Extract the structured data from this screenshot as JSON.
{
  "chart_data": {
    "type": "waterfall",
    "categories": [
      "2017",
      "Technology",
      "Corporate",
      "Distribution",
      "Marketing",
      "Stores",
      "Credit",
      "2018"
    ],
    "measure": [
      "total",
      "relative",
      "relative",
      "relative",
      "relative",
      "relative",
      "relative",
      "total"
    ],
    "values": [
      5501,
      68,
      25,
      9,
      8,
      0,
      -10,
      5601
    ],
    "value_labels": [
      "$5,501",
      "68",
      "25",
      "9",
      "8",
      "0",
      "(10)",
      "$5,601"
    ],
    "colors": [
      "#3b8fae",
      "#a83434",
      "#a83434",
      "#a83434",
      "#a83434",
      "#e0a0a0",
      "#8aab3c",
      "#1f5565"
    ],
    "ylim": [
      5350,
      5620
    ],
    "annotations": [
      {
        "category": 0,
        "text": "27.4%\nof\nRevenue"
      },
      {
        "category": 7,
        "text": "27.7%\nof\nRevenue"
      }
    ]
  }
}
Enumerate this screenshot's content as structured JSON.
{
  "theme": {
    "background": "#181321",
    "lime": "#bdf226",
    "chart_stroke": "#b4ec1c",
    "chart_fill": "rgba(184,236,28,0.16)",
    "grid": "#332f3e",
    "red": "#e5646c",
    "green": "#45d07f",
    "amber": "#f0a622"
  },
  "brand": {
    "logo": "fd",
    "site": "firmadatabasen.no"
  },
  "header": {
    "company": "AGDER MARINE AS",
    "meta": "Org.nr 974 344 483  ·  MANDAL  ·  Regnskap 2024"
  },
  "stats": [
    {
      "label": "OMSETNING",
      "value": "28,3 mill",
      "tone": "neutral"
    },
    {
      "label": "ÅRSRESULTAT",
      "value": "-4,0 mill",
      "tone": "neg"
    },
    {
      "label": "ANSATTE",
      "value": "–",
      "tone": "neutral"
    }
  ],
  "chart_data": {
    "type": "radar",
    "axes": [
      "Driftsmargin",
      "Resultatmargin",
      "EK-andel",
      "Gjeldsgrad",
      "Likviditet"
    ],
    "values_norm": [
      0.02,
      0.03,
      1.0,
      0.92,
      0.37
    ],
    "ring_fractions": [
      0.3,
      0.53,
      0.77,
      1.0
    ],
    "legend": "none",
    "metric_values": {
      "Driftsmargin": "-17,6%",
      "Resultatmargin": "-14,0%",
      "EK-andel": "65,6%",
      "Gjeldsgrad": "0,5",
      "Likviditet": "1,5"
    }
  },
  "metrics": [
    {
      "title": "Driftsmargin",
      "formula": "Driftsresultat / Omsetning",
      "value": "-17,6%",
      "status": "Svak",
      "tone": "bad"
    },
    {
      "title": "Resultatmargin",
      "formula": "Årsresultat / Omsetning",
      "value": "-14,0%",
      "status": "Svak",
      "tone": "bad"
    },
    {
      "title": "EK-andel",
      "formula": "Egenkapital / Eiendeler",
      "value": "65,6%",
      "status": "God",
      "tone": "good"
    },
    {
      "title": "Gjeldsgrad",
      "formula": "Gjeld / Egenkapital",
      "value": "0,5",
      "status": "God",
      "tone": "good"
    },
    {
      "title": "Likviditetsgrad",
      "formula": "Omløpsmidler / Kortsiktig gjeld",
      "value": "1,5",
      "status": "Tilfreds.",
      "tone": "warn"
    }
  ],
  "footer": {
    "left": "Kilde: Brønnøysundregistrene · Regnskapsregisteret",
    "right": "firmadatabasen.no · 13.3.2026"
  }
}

- - - -

Task statement -> Transcribe the data. Leave every line exactly as it is.

Output ->
Extract the structured data from this screenshot as JSON.
{
  "chart_data": {
    "type": "waterfall",
    "categories": [
      "2017",
      "Technology",
      "Corporate",
      "Distribution",
      "Marketing",
      "Stores",
      "Credit",
      "2018"
    ],
    "measure": [
      "total",
      "relative",
      "relative",
      "relative",
      "relative",
      "relative",
      "relative",
      "total"
    ],
    "values": [
      5501,
      68,
      25,
      9,
      8,
      0,
      -10,
      5601
    ],
    "value_labels": [
      "$5,501",
      "68",
      "25",
      "9",
      "8",
      "0",
      "(10)",
      "$5,601"
    ],
    "colors": [
      "#3b8fae",
      "#a83434",
      "#a83434",
      "#a83434",
      "#a83434",
      "#e0a0a0",
      "#8aab3c",
      "#1f5565"
    ],
    "ylim": [
      5350,
      5620
    ],
    "annotations": [
      {
        "category": 0,
        "text": "27.4%\nof\nRevenue"
      },
      {
        "category": 7,
        "text": "27.7%\nof\nRevenue"
      }
    ]
  }
}
Enumerate this screenshot's content as structured JSON.
{
  "theme": {
    "background": "#181321",
    "lime": "#bdf226",
    "chart_stroke": "#b4ec1c",
    "chart_fill": "rgba(184,236,28,0.16)",
    "grid": "#332f3e",
    "red": "#e5646c",
    "green": "#45d07f",
    "amber": "#f0a622"
  },
  "brand": {
    "logo": "fd",
    "site": "firmadatabasen.no"
  },
  "header": {
    "company": "AGDER MARINE AS",
    "meta": "Org.nr 974 344 483  ·  MANDAL  ·  Regnskap 2024"
  },
  "stats": [
    {
      "label": "OMSETNING",
      "value": "28,3 mill",
      "tone": "neutral"
    },
    {
      "label": "ÅRSRESULTAT",
      "value": "-4,0 mill",
      "tone": "neg"
    },
    {
      "label": "ANSATTE",
      "value": "–",
      "tone": "neutral"
    }
  ],
  "chart_data": {
    "type": "radar",
    "axes": [
      "Driftsmargin",
      "Resultatmargin",
      "EK-andel",
      "Gjeldsgrad",
      "Likviditet"
    ],
    "values_norm": [
      0.02,
      0.03,
      1.0,
      0.92,
      0.37
    ],
    "ring_fractions": [
      0.3,
      0.53,
      0.77,
      1.0
    ],
    "legend": "none",
    "metric_values": {
      "Driftsmargin": "-17,6%",
      "Resultatmargin": "-14,0%",
      "EK-andel": "65,6%",
      "Gjeldsgrad": "0,5",
      "Likviditet": "1,5"
    }
  },
  "metrics": [
    {
      "title": "Driftsmargin",
      "formula": "Driftsresultat / Omsetning",
      "value": "-17,6%",
      "status": "Svak",
      "tone": "bad"
    },
    {
      "title": "Resultatmargin",
      "formula": "Årsresultat / Omsetning",
      "value": "-14,0%",
      "status": "Svak",
      "tone": "bad"
    },
    {
      "title": "EK-andel",
      "formula": "Egenkapital / Eiendeler",
      "value": "65,6%",
      "status": "God",
      "tone": "good"
    },
    {
      "title": "Gjeldsgrad",
      "formula": "Gjeld / Egenkapital",
      "value": "0,5",
      "status": "God",
      "tone": "good"
    },
    {
      "title": "Likviditetsgrad",
      "formula": "Omløpsmidler / Kortsiktig gjeld",
      "value": "1,5",
      "status": "Tilfreds.",
      "tone": "warn"
    }
  ],
  "footer": {
    "left": "Kilde: Brønnøysundregistrene · Regnskapsregisteret",
    "right": "firmadatabasen.no · 13.3.2026"
  }
}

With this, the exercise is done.